- [WHAT IS ASKED]
From the passage on information management in law firms below, extract the part starting with "Employees want to" and going on through "the job market.".

They facilitate access to documentation for all stakeholders involved, so that information can be accessed when needed in the most up to date form, even on-the-go.
Task management is not enough when it comes to case management. Documents are at the core of every matter, and effective information management is enabling our customers to maintain their reputation and keep their clients happy.
The Role of Information Management
When you have the best experts in your team, you do not want them to waste their time searching for information, or filling in the blanks in a contract template, or duplicating a document because they could not find the original one in network folders. These are inefficiencies that slow projects down, raise costs and eventually cause law firms lose business.
We have seen in the other sections how information management can automate repetitive, manual tasks such as data entry, casework documentation set-up, contract management, and more. With these things out of the way, law firm personnel can truly focus on delivering value to the client and improve business.
By bringing information together from different places and making it accessible in the most recent version — a clear goal for a third of firms, according to the Deltek survey — information management also enables legal teams to stay on top of what is happening at all times. This means, for example, being able to answer client’s requests promptly, and making relevant decisions in terms of scope should anything change in the case.
And finally, with powerful digital workflow capabilities, the different moving parts of matters can be tracked and automated to stop cases from getting stuck because of miscommunication. This often occurs when firms rely on people to send an email to update on the status and kick off the next phase, or when face-to-face meetings are the only way to stay in the loop.
Imagine how it would be instead if team members would get an automatic notification when their input is needed, add their value to the matter, and then click a button to fire up the next stage with no need to hand over information, as everything is available, when needed, in a single place.
This is how casework can be managed more effectively with information management.
Workforce Has Changed
Law firms are made of people. The services they provide are only as good as their workforce.
In the past decade, many things have changed in the way we all manage our personal and professional lives. Our expectations have shifted, particularly what we want from our job and our propensity for change. It was once normal to stay with a firm for most of a career, often working on trivial tasks. Today, we want work that is flexible, collaborative, temporary and highly technological.
Employees want to be challenged with relevant problems and new ways to address them. They want work that contributes to forming their identities.
Balancing the needs of older and younger generations presents a challenge. Law firms are committed on two fronts:
Identify and retain new talent. We have seen how reputation is important when it comes to repeat business with clients, but it is equally relevant when filling roles and open positions on the job market.

(Items from a dataset)
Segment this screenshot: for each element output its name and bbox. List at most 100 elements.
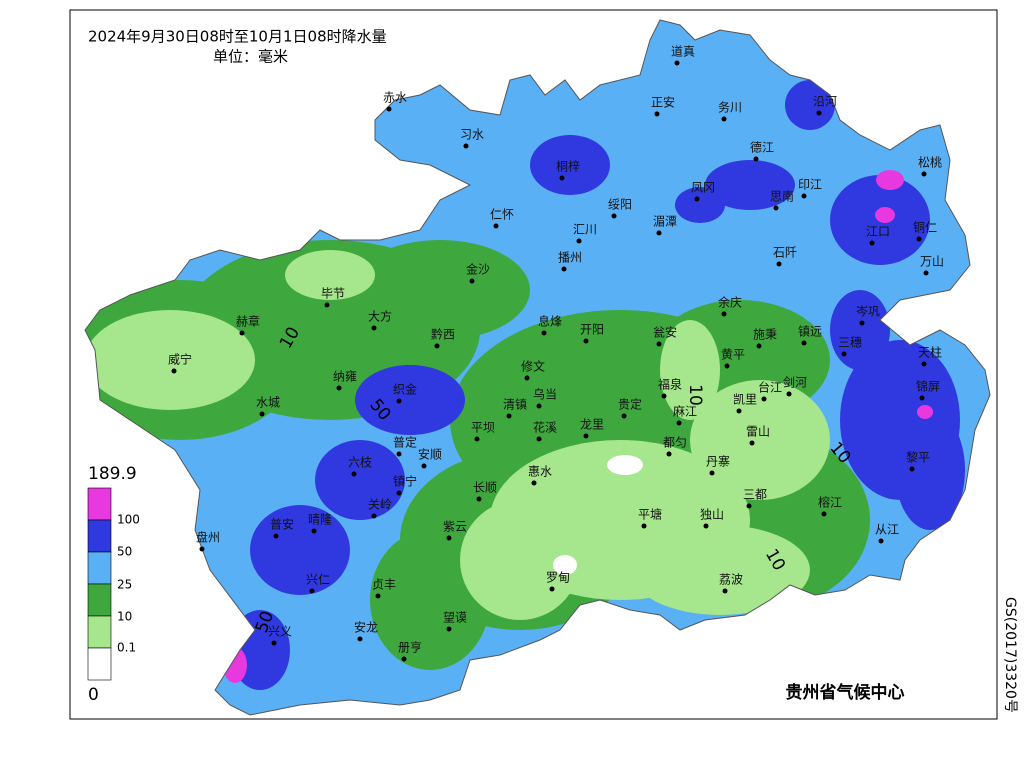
city-label: 晴隆 (308, 512, 332, 527)
city-dot (171, 368, 177, 374)
city-label: 从江 (875, 523, 899, 537)
city-dot (909, 466, 915, 472)
city-dot (859, 320, 865, 326)
city-dot (841, 351, 847, 357)
city-dot (396, 451, 402, 457)
approval-number: GS(2017)3320号 (1002, 597, 1018, 713)
precip-area (85, 310, 255, 410)
city-label: 水城 (256, 396, 280, 410)
precip-area (630, 525, 810, 615)
city-dot (676, 420, 682, 426)
city-dot (721, 311, 727, 317)
province-border (84, 19, 991, 716)
city-dot (371, 513, 377, 519)
city-dot (531, 480, 537, 486)
city-dot (641, 523, 647, 529)
city-label: 盘州 (196, 530, 220, 545)
city-dot (541, 330, 547, 336)
precip-area (895, 410, 965, 530)
precip-area (876, 170, 904, 190)
city-dot (761, 396, 767, 402)
city-label: 荔波 (719, 573, 743, 587)
city-dot (524, 375, 530, 381)
city-label: 务川 (718, 100, 742, 115)
precip-area (785, 80, 835, 130)
legend-label: 100 (117, 513, 140, 527)
legend-swatch (87, 615, 112, 649)
city-dot (816, 110, 822, 116)
city-label: 安顺 (418, 447, 442, 462)
city-label: 播州 (558, 251, 582, 265)
city-label: 贞丰 (372, 578, 396, 592)
city-dot (446, 626, 452, 632)
city-label: 余庆 (718, 295, 742, 310)
city-dot (506, 413, 512, 419)
city-dot (786, 391, 792, 397)
precip-area (250, 505, 350, 595)
city-dot (259, 411, 265, 417)
city-dot (371, 325, 377, 331)
precip-area (223, 647, 247, 683)
city-dot (469, 278, 475, 284)
city-dot (324, 302, 330, 308)
precip-area (607, 455, 643, 475)
city-label: 道真 (671, 45, 695, 59)
city-dot (916, 236, 922, 242)
city-dot (396, 398, 402, 404)
city-dot (536, 403, 542, 409)
city-label: 镇远 (798, 325, 822, 339)
precip-area (660, 320, 720, 420)
city-label: 望谟 (443, 611, 467, 625)
city-dot (357, 636, 363, 642)
city-label: 瓮安 (653, 325, 677, 340)
city-label: 绥阳 (608, 198, 632, 212)
legend-swatch (87, 487, 112, 521)
city-label: 独山 (700, 508, 724, 522)
city-label: 纳雍 (333, 369, 357, 384)
city-label: 兴仁 (306, 573, 330, 587)
city-label: 普定 (393, 435, 417, 450)
precip-area (530, 135, 610, 195)
city-dot (746, 503, 752, 509)
city-dot (776, 261, 782, 267)
city-label: 福泉 (658, 377, 682, 392)
city-dot (271, 640, 277, 646)
city-dot (869, 240, 875, 246)
city-label: 长顺 (473, 481, 497, 495)
city-label: 沿河 (813, 95, 837, 109)
city-label: 惠水 (528, 465, 552, 479)
city-dot (724, 363, 730, 369)
city-dot (446, 535, 452, 541)
city-label: 平坝 (471, 421, 495, 435)
city-label: 石阡 (773, 245, 797, 260)
city-dot (476, 496, 482, 502)
city-label: 德江 (750, 140, 774, 155)
city-label: 丹寨 (706, 454, 730, 469)
precip-area (553, 555, 577, 575)
city-label: 六枝 (348, 455, 372, 470)
city-dot (656, 230, 662, 236)
city-label: 江口 (866, 225, 890, 239)
city-label: 岑巩 (856, 305, 880, 319)
city-label: 大方 (368, 309, 392, 324)
city-dot (375, 593, 381, 599)
city-label: 正安 (651, 95, 675, 110)
city-dot (654, 111, 660, 117)
city-dot (773, 205, 779, 211)
city-label: 施秉 (753, 328, 777, 342)
city-label: 万山 (920, 255, 944, 269)
city-label: 桐梓 (556, 159, 580, 174)
city-dot (474, 436, 480, 442)
city-dot (493, 223, 499, 229)
city-label: 黄平 (721, 348, 745, 362)
credit: 贵州省气候中心 (786, 682, 905, 703)
city-label: 金沙 (466, 262, 490, 277)
city-label: 赤水 (383, 91, 407, 105)
city-label: 普安 (270, 517, 294, 532)
city-label: 息烽 (538, 314, 562, 329)
city-label: 三穗 (838, 336, 862, 350)
city-dot (753, 156, 759, 162)
precip-area (370, 530, 490, 670)
city-dot (239, 330, 245, 336)
legend-swatch (87, 647, 112, 681)
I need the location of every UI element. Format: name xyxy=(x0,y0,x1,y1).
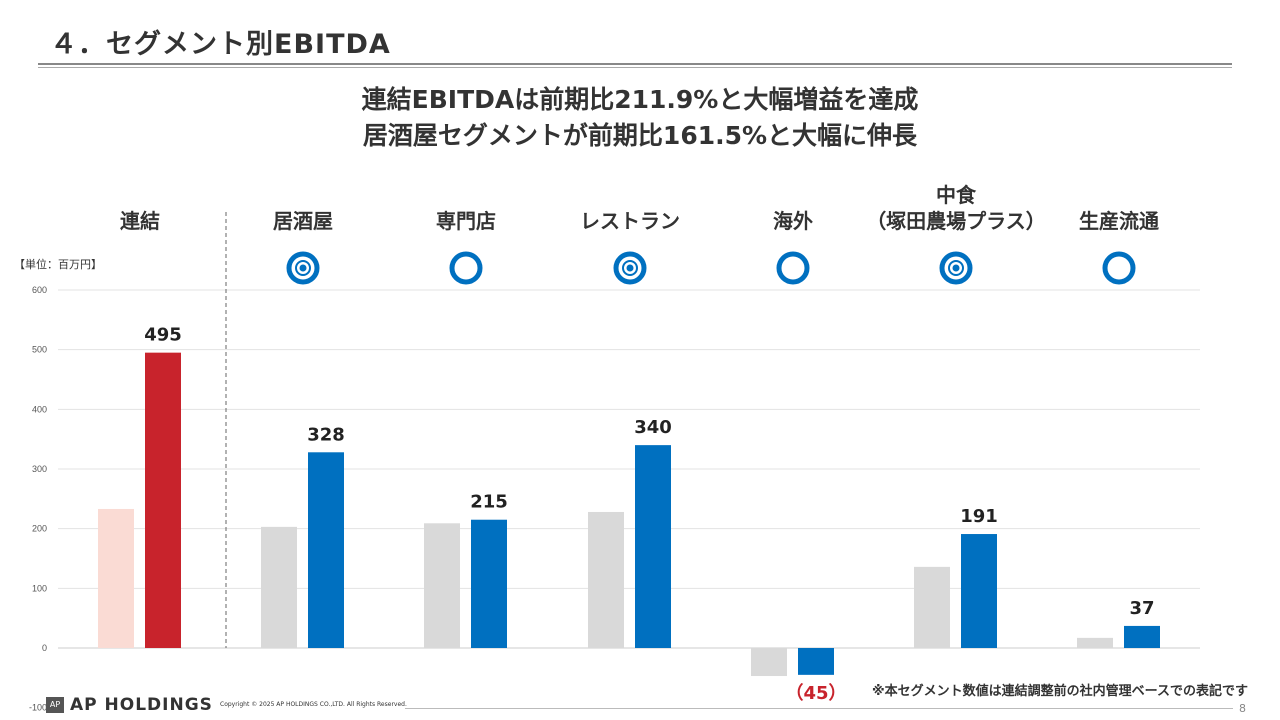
y-tick-label: 600 xyxy=(32,285,47,295)
y-tick-label: 100 xyxy=(32,583,47,593)
circle-icon xyxy=(449,251,483,285)
company-logo: AP AP HOLDINGS xyxy=(46,695,213,715)
logo-text: AP HOLDINGS xyxy=(70,695,213,715)
copyright: Copyright © 2025 AP HOLDINGS CO.,LTD. Al… xyxy=(220,701,407,708)
circle-icon xyxy=(776,251,810,285)
double-circle-icon xyxy=(613,251,647,285)
bar-prior xyxy=(751,648,787,677)
data-label: 215 xyxy=(470,492,508,513)
title-divider-thin xyxy=(38,67,1232,68)
data-label: 328 xyxy=(307,424,345,445)
category-label: 専門店 xyxy=(436,209,496,233)
inner-ring-icon xyxy=(295,260,311,276)
category-label: 生産流通 xyxy=(1079,209,1159,233)
category-label: レストラン xyxy=(580,209,680,233)
double-circle-icon xyxy=(939,251,973,285)
bar-current xyxy=(635,445,671,648)
bar-prior xyxy=(424,523,460,648)
title-divider xyxy=(38,63,1232,65)
inner-ring-icon xyxy=(622,260,638,276)
data-label: 37 xyxy=(1129,598,1154,619)
page-number: 8 xyxy=(1239,702,1246,715)
category-label: 居酒屋 xyxy=(273,209,333,233)
bar-prior xyxy=(261,526,297,648)
inner-ring-icon xyxy=(948,260,964,276)
headline-2: 居酒屋セグメントが前期比161.5%と大幅に伸長 xyxy=(362,121,918,150)
y-tick-label: 500 xyxy=(32,345,47,355)
footnote: ※本セグメント数値は連結調整前の社内管理ベースでの表記です xyxy=(872,684,1248,699)
bar-prior xyxy=(914,566,950,648)
page-title: ４．セグメント別EBITDA xyxy=(50,29,391,60)
category-label: 中食 xyxy=(936,183,977,207)
data-label: 495 xyxy=(144,325,182,346)
footer-divider xyxy=(405,708,1233,709)
logo-mark-icon: AP xyxy=(46,697,64,713)
category-label: （塚田農場プラス） xyxy=(866,209,1046,233)
y-tick-label: 400 xyxy=(32,404,47,414)
inner-dot-icon xyxy=(299,264,307,272)
data-label: （45） xyxy=(785,683,846,704)
data-label: 340 xyxy=(634,417,672,438)
bar-prior xyxy=(588,511,624,648)
data-label: 191 xyxy=(960,506,998,527)
y-tick-label: 0 xyxy=(42,643,47,653)
bar-prior xyxy=(1077,637,1113,648)
bar-current xyxy=(145,352,181,648)
y-tick-label: 300 xyxy=(32,464,47,474)
bar-current xyxy=(471,519,507,648)
unit-label: 【単位：百万円】 xyxy=(14,258,102,271)
bar-current xyxy=(1124,625,1160,648)
inner-dot-icon xyxy=(952,264,960,272)
bar-current xyxy=(798,648,834,675)
bar-current xyxy=(961,534,997,648)
inner-dot-icon xyxy=(626,264,634,272)
y-tick-label: 200 xyxy=(32,524,47,534)
category-label: 海外 xyxy=(773,209,813,233)
circle-icon xyxy=(1102,251,1136,285)
double-circle-icon xyxy=(286,251,320,285)
bar-prior xyxy=(98,508,134,648)
bar-current xyxy=(308,452,344,648)
headline-1: 連結EBITDAは前期比211.9%と大幅増益を達成 xyxy=(361,85,919,114)
y-tick-label: -100 xyxy=(29,703,47,713)
category-label: 連結 xyxy=(120,209,160,233)
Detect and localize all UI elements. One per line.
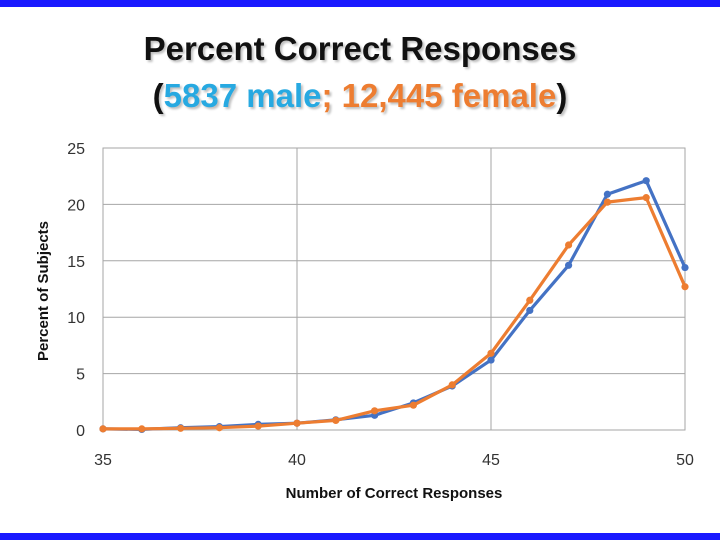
chart-title: Percent Correct Responses xyxy=(143,30,577,67)
subtitle-separator: ; xyxy=(321,77,342,114)
y-tick-label: 5 xyxy=(76,367,85,384)
female-data-point xyxy=(526,296,534,304)
plot-area-border xyxy=(102,147,686,431)
female-data-point xyxy=(138,425,146,433)
grid xyxy=(102,147,686,431)
female-data-point xyxy=(99,425,107,433)
series xyxy=(99,177,689,434)
axes: 0 5 10 15 20 25 35 40 45 50 xyxy=(67,141,694,469)
female-data-point xyxy=(293,419,301,427)
female-data-point xyxy=(332,416,340,425)
chart-subtitle: (5837 male; 12,445 female) xyxy=(0,77,720,115)
female-series-line xyxy=(103,196,687,431)
female-data-point xyxy=(177,424,185,432)
x-tick-label: 50 xyxy=(676,452,694,469)
female-data-point xyxy=(565,241,573,249)
y-tick-label: 25 xyxy=(67,141,85,158)
subtitle-female-count: 12,445 female xyxy=(341,77,557,114)
male-data-point xyxy=(565,261,573,269)
female-data-point xyxy=(409,401,417,409)
subtitle-close-paren: ) xyxy=(556,77,568,114)
male-data-point xyxy=(642,177,650,185)
y-tick-label: 0 xyxy=(76,423,85,440)
male-data-point xyxy=(681,263,689,272)
male-data-point xyxy=(487,356,495,364)
top-frame-bar xyxy=(0,0,720,7)
y-tick-label: 15 xyxy=(67,254,85,271)
y-tick-label: 10 xyxy=(67,310,85,327)
female-data-point xyxy=(487,349,495,357)
x-axis-title: Number of Correct Responses xyxy=(286,485,503,502)
female-data-point xyxy=(254,422,262,430)
y-tick-label: 20 xyxy=(67,197,85,214)
x-tick-label: 45 xyxy=(482,452,500,469)
subtitle-male-count: 5837 male xyxy=(163,77,322,114)
female-data-point xyxy=(215,424,223,432)
male-data-point xyxy=(526,306,534,315)
subtitle-open-paren: ( xyxy=(152,77,164,114)
female-data-point xyxy=(371,407,379,415)
female-data-point xyxy=(603,198,612,206)
male-data-point xyxy=(603,190,612,198)
bottom-frame-bar xyxy=(0,533,720,540)
x-tick-label: 40 xyxy=(288,452,306,469)
female-data-point xyxy=(448,381,456,389)
female-data-point xyxy=(681,283,689,291)
x-tick-label: 35 xyxy=(94,452,112,469)
female-data-point xyxy=(642,194,650,202)
y-axis-title: Percent of Subjects xyxy=(35,221,52,361)
male-series-line xyxy=(102,179,687,431)
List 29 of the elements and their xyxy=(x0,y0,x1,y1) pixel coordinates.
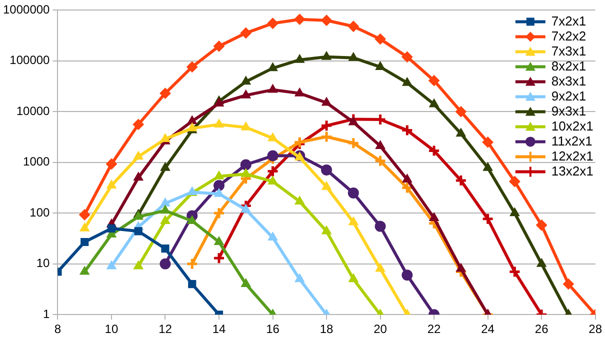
legend-label: 12x2x1 xyxy=(551,148,594,164)
legend-label: 8x2x1 xyxy=(551,58,586,74)
x-tick-label: 22 xyxy=(427,322,442,336)
y-tick-label: 1000 xyxy=(23,154,50,169)
legend-label: 13x2x1 xyxy=(551,163,594,178)
legend-label: 7x2x2 xyxy=(551,28,586,44)
legend-label: 7x3x1 xyxy=(551,43,586,58)
x-tick-label: 8 xyxy=(54,322,62,336)
legend-label: 9x3x1 xyxy=(551,103,586,118)
y-tick-label: 10000 xyxy=(16,104,50,118)
legend-label: 10x2x1 xyxy=(551,118,594,134)
y-tick-label: 1000000 xyxy=(3,2,50,17)
y-tick-label: 100000 xyxy=(10,53,50,68)
x-tick-label: 26 xyxy=(534,322,549,336)
legend-label: 11x2x1 xyxy=(551,133,592,148)
x-tick-label: 20 xyxy=(374,322,388,336)
y-tick-label: 100 xyxy=(30,205,50,220)
x-tick-label: 18 xyxy=(320,322,334,336)
x-tick-label: 12 xyxy=(158,322,172,336)
x-tick-label: 14 xyxy=(212,322,226,336)
x-tick-label: 16 xyxy=(266,322,280,336)
x-tick-label: 24 xyxy=(481,322,495,336)
legend-label: 8x3x1 xyxy=(551,73,586,88)
x-tick-label: 28 xyxy=(588,322,602,336)
legend-label: 7x2x1 xyxy=(551,13,586,28)
y-tick-label: 10 xyxy=(36,256,50,270)
legend-label: 9x2x1 xyxy=(551,88,586,104)
y-tick-label: 1 xyxy=(43,306,50,321)
x-tick-label: 10 xyxy=(104,322,118,336)
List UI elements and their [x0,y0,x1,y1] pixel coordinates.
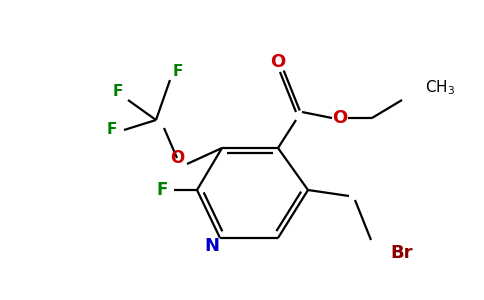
Text: O: O [271,53,286,71]
Text: F: F [173,64,183,80]
Text: F: F [107,122,117,137]
Text: Br: Br [390,244,412,262]
Text: F: F [156,181,167,199]
Text: N: N [205,237,220,255]
Text: O: O [333,109,348,127]
Text: CH$_3$: CH$_3$ [425,79,455,97]
Text: O: O [170,149,184,167]
Text: F: F [113,85,123,100]
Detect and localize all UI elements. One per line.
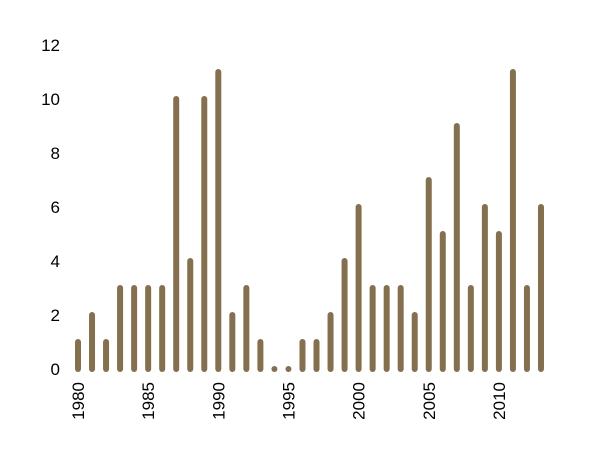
x-tick-label: 2005 <box>420 382 439 420</box>
y-tick-label: 2 <box>51 306 60 325</box>
x-tick-label: 1980 <box>69 382 88 420</box>
bar-1980 <box>75 339 81 372</box>
bars-group <box>75 69 544 372</box>
bar-1987 <box>173 96 180 372</box>
y-tick-label: 8 <box>51 144 60 163</box>
y-tick-label: 12 <box>41 36 60 55</box>
y-tick-label: 6 <box>51 198 60 217</box>
bar-2001 <box>369 285 376 372</box>
x-tick-label: 2010 <box>490 382 509 420</box>
bar-2006 <box>439 231 446 372</box>
bar-1984 <box>131 285 138 372</box>
bar-2002 <box>383 285 390 372</box>
bar-2011 <box>509 69 516 372</box>
x-tick-label: 1985 <box>139 382 158 420</box>
bar-1985 <box>145 285 152 372</box>
bar-1988 <box>187 258 194 372</box>
x-tick-label: 2000 <box>350 382 369 420</box>
bar-1989 <box>201 96 208 372</box>
bar-2013 <box>537 204 544 372</box>
y-tick-label: 4 <box>51 252 60 271</box>
bar-1993 <box>257 339 264 372</box>
bar-1997 <box>313 339 320 372</box>
bar-1994 <box>271 366 278 372</box>
bar-1999 <box>341 258 348 372</box>
x-tick-label: 1995 <box>279 382 298 420</box>
y-axis-tick-labels: 0 2 4 6 8 10 12 <box>41 36 60 379</box>
bar-2008 <box>467 285 474 372</box>
y-tick-label: 10 <box>41 90 60 109</box>
bar-2003 <box>397 285 404 372</box>
bar-2010 <box>495 231 502 372</box>
bar-2005 <box>425 177 432 372</box>
bar-2007 <box>453 123 460 372</box>
bar-1998 <box>327 312 334 372</box>
bar-2000 <box>355 204 362 372</box>
bar-1996 <box>299 339 306 372</box>
bar-2009 <box>481 204 488 372</box>
bar-1986 <box>159 285 166 372</box>
x-tick-label: 1990 <box>209 382 228 420</box>
bar-1981 <box>89 312 96 372</box>
bar-1990 <box>215 69 222 372</box>
bar-1991 <box>229 312 236 372</box>
bar-2004 <box>411 312 418 372</box>
y-tick-label: 0 <box>51 360 60 379</box>
x-axis-tick-labels: 1980 1985 1990 1995 2000 2005 2010 <box>69 382 509 420</box>
bar-1992 <box>243 285 250 372</box>
bar-1982 <box>103 339 110 372</box>
bar-2012 <box>523 285 530 372</box>
bar-1995 <box>285 366 292 372</box>
bar-1983 <box>117 285 124 372</box>
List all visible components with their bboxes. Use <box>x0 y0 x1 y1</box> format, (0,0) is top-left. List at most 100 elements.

- [ANSWER TO THE EXERCISE]
Employees want to be challenged with relevant problems and new ways to address them. They want work that contributes to forming their identities.
Balancing the needs of older and younger generations presents a challenge. Law firms are committed on two fronts:
Identify and retain new talent. We have seen how reputation is important when it comes to repeat business with clients, but it is equally relevant when filling roles and open positions on the job market.